• DATA LISTING:
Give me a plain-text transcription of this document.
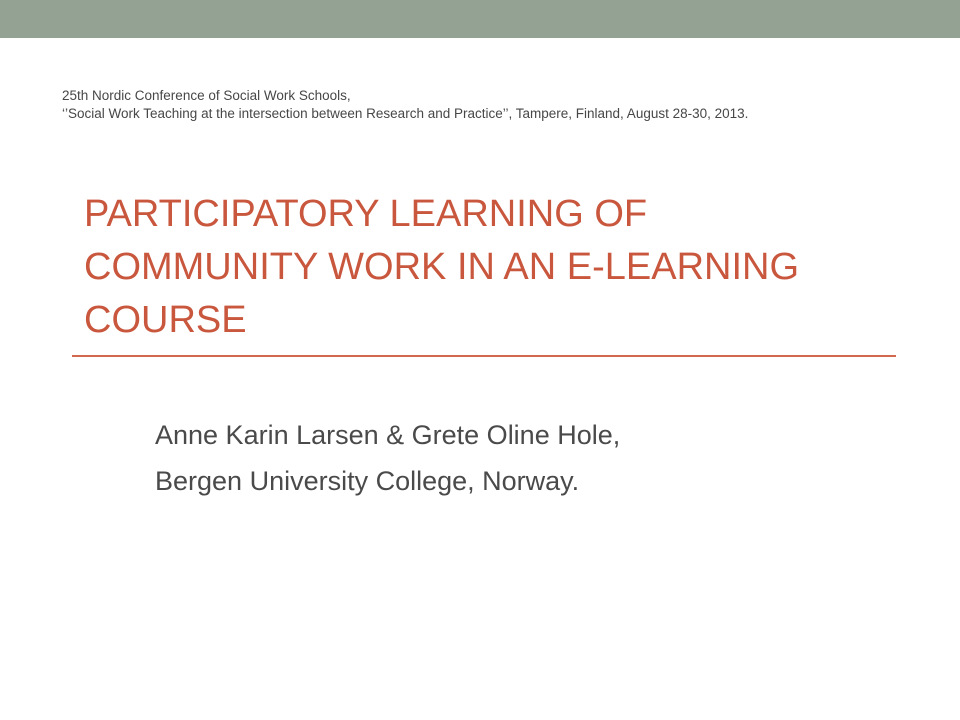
25th Nordic Conference of Social Work Schools,
‘’Social Work Teaching at the intersection between Research and Practice’’, Tampere, Finland, August 28-30, 2013.
PARTICIPATORY LEARNING OF
COMMUNITY WORK IN AN E-LEARNING
COURSE
Anne Karin Larsen & Grete Oline Hole,
Bergen University College, Norway.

• TASK STATEMENT: Your copy should repeat each entry above exactly but contain no pictures.

• SOLUTION FOR THIS EXERCISE:
Give me a plain-text transcription of this document.
25th Nordic Conference of Social Work Schools,
‘’Social Work Teaching at the intersection between Research and Practice’’, Tampere, Finland, August 28-30, 2013.
PARTICIPATORY LEARNING OF
COMMUNITY WORK IN AN E-LEARNING
COURSE
Anne Karin Larsen & Grete Oline Hole,
Bergen University College, Norway.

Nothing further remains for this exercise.